» DESCRIPTION OF THE TASK
In the material below, count the lines with the word "Department" and state that number only.
====== INPUT DATA ======
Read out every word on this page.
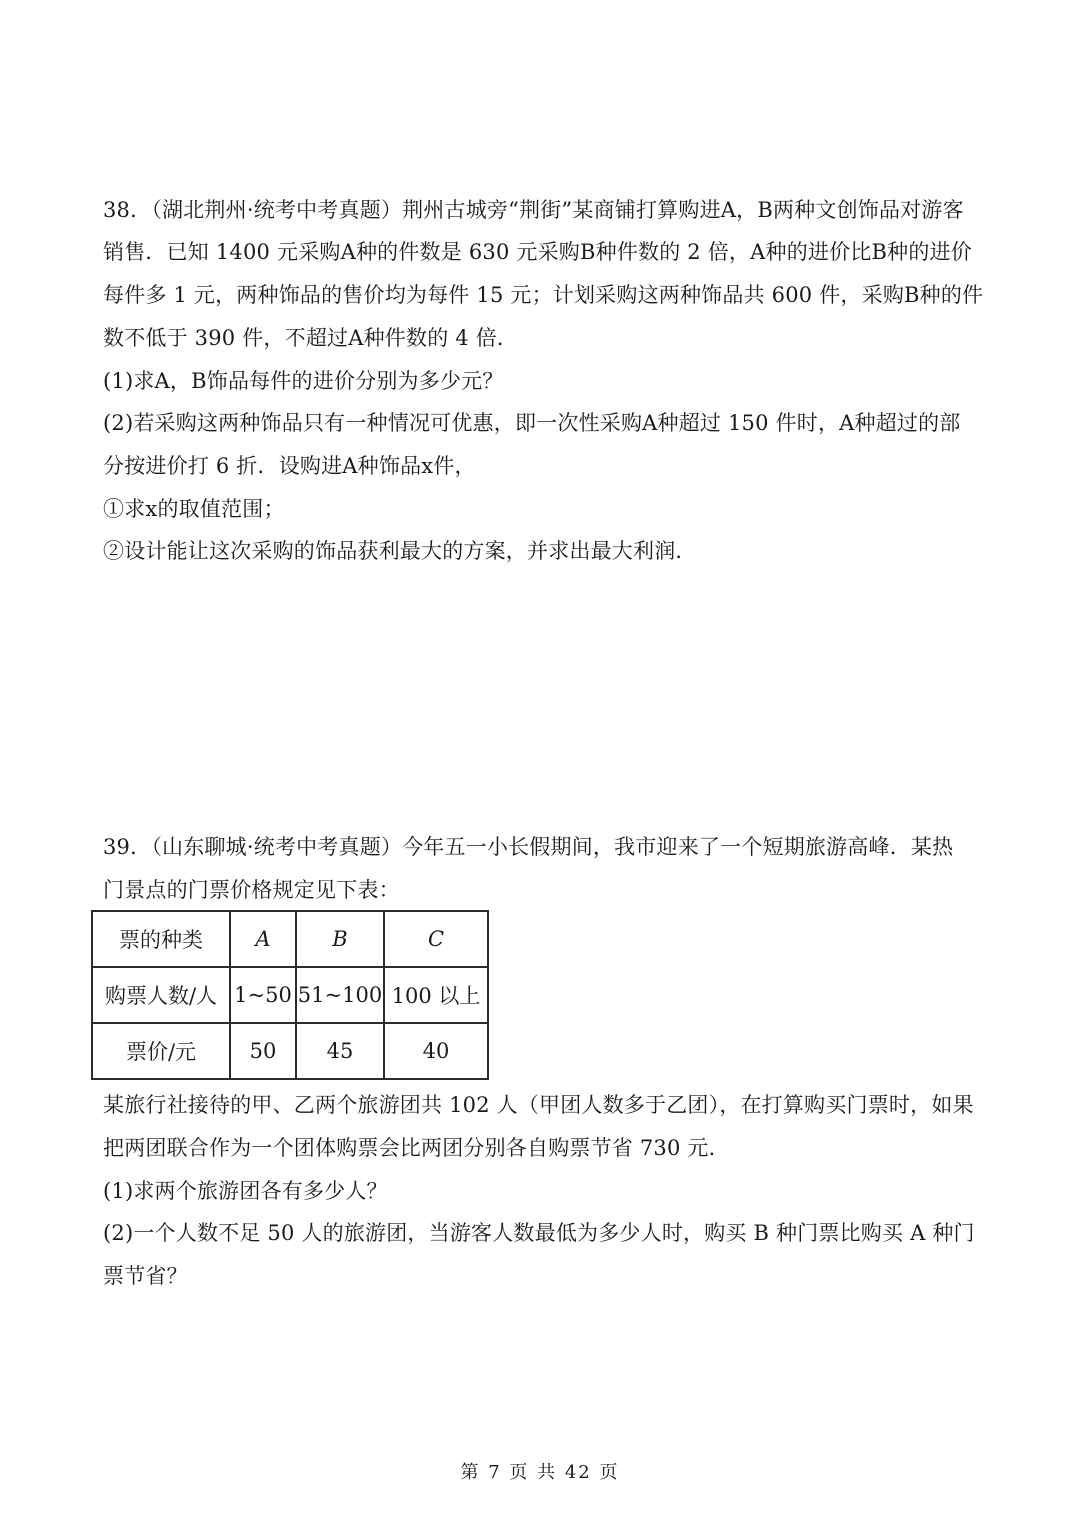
38．（湖北荆州·统考中考真题）荆州古城旁“荆街”某商铺打算购进A，B两种文创饰品对游客
销售．已知 1400 元采购A种的件数是 630 元采购B种件数的 2 倍，A种的进价比B种的进价
每件多 1 元，两种饰品的售价均为每件 15 元；计划采购这两种饰品共 600 件，采购B种的件
数不低于 390 件，不超过A种件数的 4 倍．
(1)求A，B饰品每件的进价分别为多少元？
(2)若采购这两种饰品只有一种情况可优惠，即一次性采购A种超过 150 件时，A种超过的部
分按进价打 6 折．设购进A种饰品x件，
①求x的取值范围；
②设计能让这次采购的饰品获利最大的方案，并求出最大利润．
39．（山东聊城·统考中考真题）今年五一小长假期间，我市迎来了一个短期旅游高峰．某热
门景点的门票价格规定见下表：
票的种类	A	B	C
购票人数/人	1~50	51~100	100 以上
票价/元	50	45	40
某旅行社接待的甲、乙两个旅游团共 102 人（甲团人数多于乙团），在打算购买门票时，如果
把两团联合作为一个团体购票会比两团分别各自购票节省 730 元．
(1)求两个旅游团各有多少人？
(2)一个人数不足 50 人的旅游团，当游客人数最低为多少人时，购买 B 种门票比购买 A 种门
票节省？
第 7 页 共 42 页
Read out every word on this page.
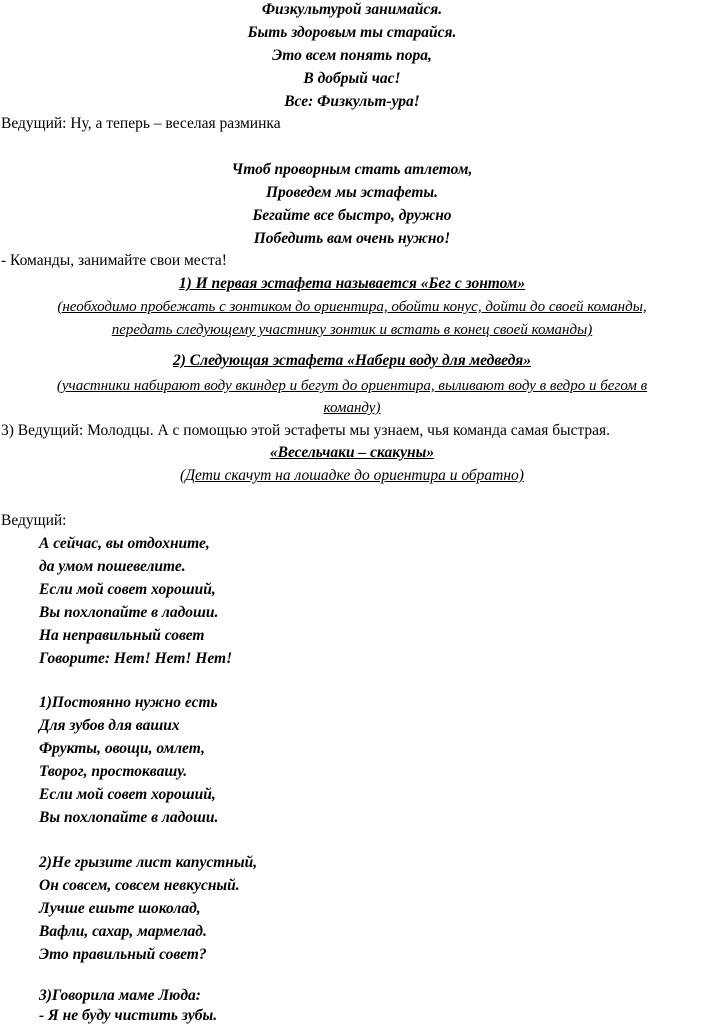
Физкультурой занимайся.
Быть здоровым ты старайся.
Это всем понять пора,
В добрый час!
Все: Физкульт-ура!
Ведущий: Ну, а теперь – веселая разминка
Чтоб проворным стать атлетом,
Проведем мы эстафеты.
Бегайте все быстро, дружно
Победить вам очень нужно!
- Команды, занимайте свои места!
1) И первая эстафета называется «Бег с зонтом»
(необходимо пробежать с зонтиком до ориентира, обойти конус, дойти до своей команды,
передать следующему участнику зонтик и встать в конец своей команды)
2) Следующая эстафета «Набери воду для медведя»
(участники набирают воду вкиндер и бегут до ориентира, выливают воду в ведро и бегом в
команду)
3) Ведущий: Молодцы. А с помощью этой эстафеты мы узнаем, чья команда самая быстрая.
«Весельчаки – скакуны»
(Дети скачут на лошадке до ориентира и обратно)
Ведущий:
А сейчас, вы отдохните,
да умом пошевелите.
Если мой совет хороший,
Вы похлопайте в ладоши.
На неправильный совет
Говорите: Нет! Нет! Нет!
1)Постоянно нужно есть
Для зубов для ваших
Фрукты, овощи, омлет,
Творог, простоквашу.
Если мой совет хороший,
Вы похлопайте в ладоши.
2)Не грызите лист капустный,
Он совсем, совсем невкусный.
Лучше ешьте шоколад,
Вафли, сахар, мармелад.
Это правильный совет?
3)Говорила маме Люда:
- Я не буду чистить зубы.
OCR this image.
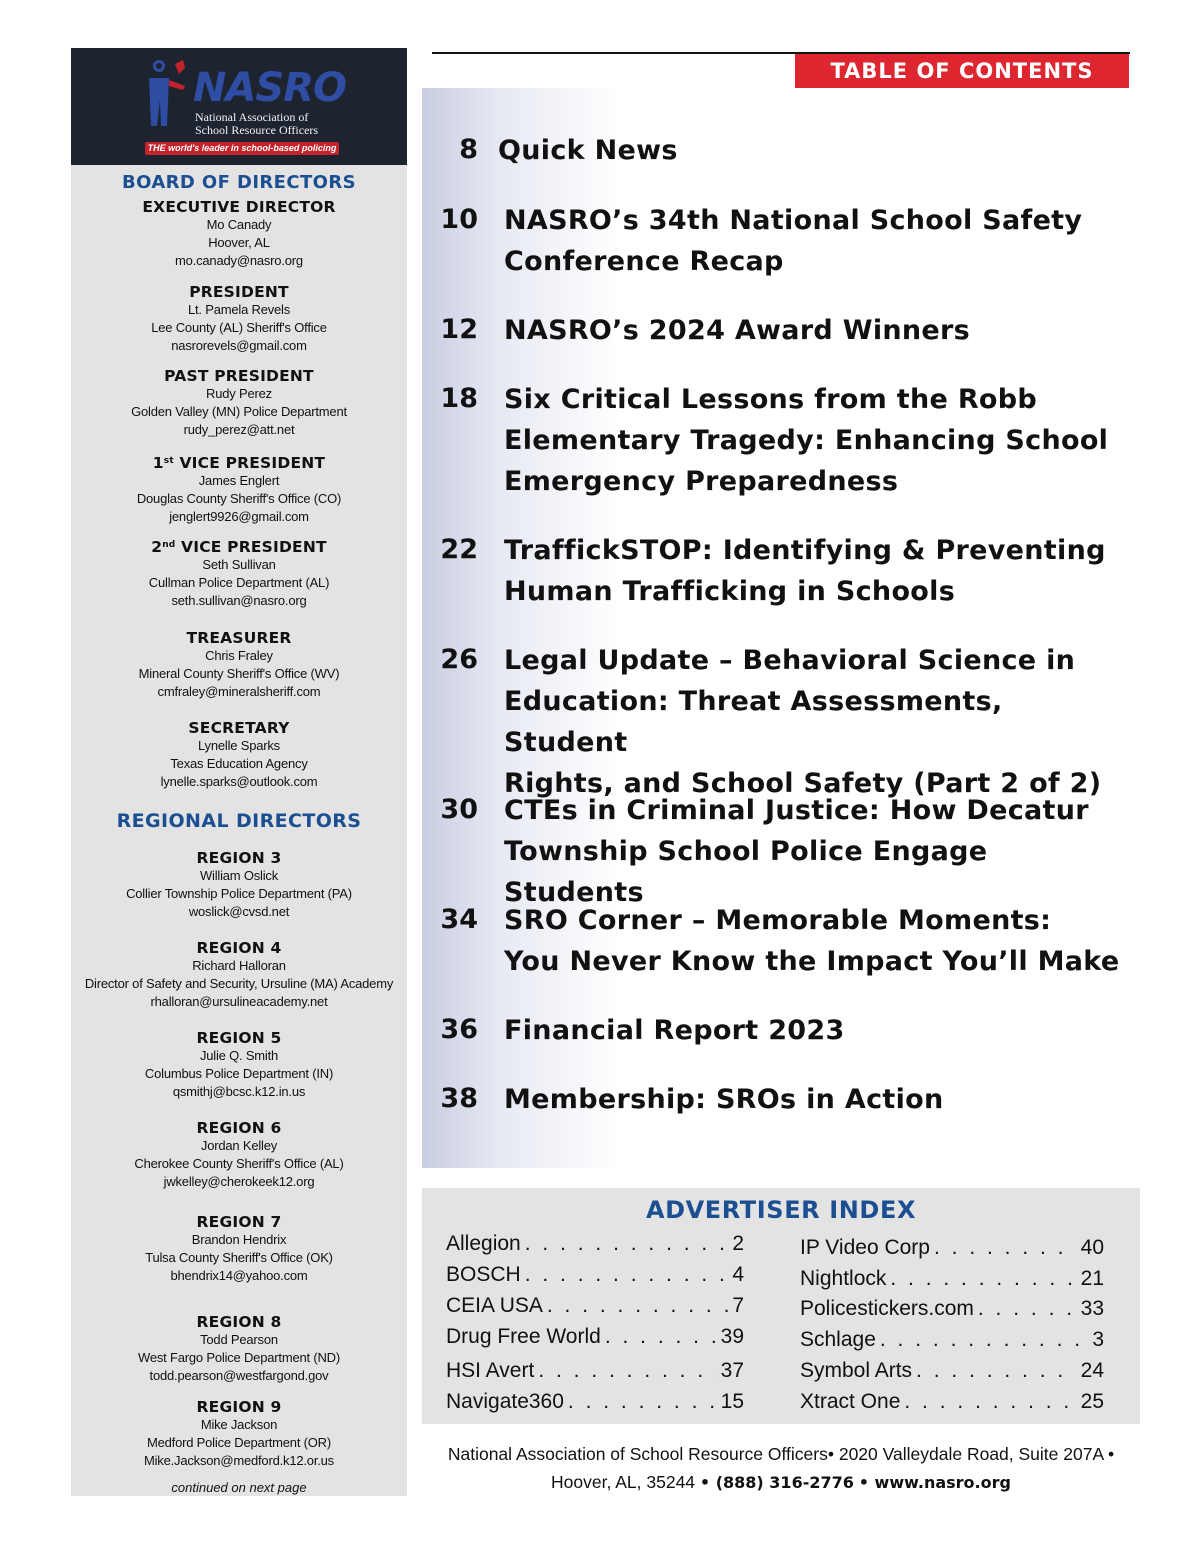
NASRO
National Association of
School Resource Officers
THE world's leader in school-based policing
BOARD OF DIRECTORS
EXECUTIVE DIRECTOR
Mo Canady
Hoover, AL
mo.canady@nasro.org
PRESIDENT
Lt. Pamela Revels
Lee County (AL) Sheriff's Office
nasrorevels@gmail.com
PAST PRESIDENT
Rudy Perez
Golden Valley (MN) Police Department
rudy_perez@att.net
1st VICE PRESIDENT
James Englert
Douglas County Sheriff's Office (CO)
jenglert9926@gmail.com
2nd VICE PRESIDENT
Seth Sullivan
Cullman Police Department (AL)
seth.sullivan@nasro.org
TREASURER
Chris Fraley
Mineral County Sheriff's Office (WV)
cmfraley@mineralsheriff.com
SECRETARY
Lynelle Sparks
Texas Education Agency
lynelle.sparks@outlook.com
REGIONAL DIRECTORS
REGION 3
William Oslick
Collier Township Police Department (PA)
woslick@cvsd.net
REGION 4
Richard Halloran
Director of Safety and Security, Ursuline (MA) Academy
rhalloran@ursulineacademy.net
REGION 5
Julie Q. Smith
Columbus Police Department (IN)
qsmithj@bcsc.k12.in.us
REGION 6
Jordan Kelley
Cherokee County Sheriff's Office (AL)
jwkelley@cherokeek12.org
REGION 7
Brandon Hendrix
Tulsa County Sheriff's Office (OK)
bhendrix14@yahoo.com
REGION 8
Todd Pearson
West Fargo Police Department (ND)
todd.pearson@westfargond.gov
REGION 9
Mike Jackson
Medford Police Department (OR)
Mike.Jackson@medford.k12.or.us
continued on next page
TABLE OF CONTENTS
8 Quick News
10 NASRO’s 34th National School Safety
Conference Recap
12 NASRO’s 2024 Award Winners
18 Six Critical Lessons from the Robb
Elementary Tragedy: Enhancing School
Emergency Preparedness
22 TraffickSTOP: Identifying & Preventing
Human Trafficking in Schools
26 Legal Update – Behavioral Science in
Education: Threat Assessments, Student
Rights, and School Safety (Part 2 of 2)
30 CTEs in Criminal Justice: How Decatur
Township School Police Engage Students
34 SRO Corner – Memorable Moments:
You Never Know the Impact You’ll Make
36 Financial Report 2023
38 Membership: SROs in Action
ADVERTISER INDEX
Allegion . . .	2
BOSCH . . .	4
CEIA USA . . .	7
Drug Free World . . .	39
HSI Avert . . .	37
Navigate360 . . .	15
IP Video Corp . . .	40
Nightlock . . .	21
Policestickers.com . . .	33
Schlage . . .	3
Symbol Arts . . .	24
Xtract One . . .	25
National Association of School Resource Officers• 2020 Valleydale Road, Suite 207A •
Hoover, AL, 35244 • (888) 316-2776 • www.nasro.org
======
» SOLVED EXERCISE
6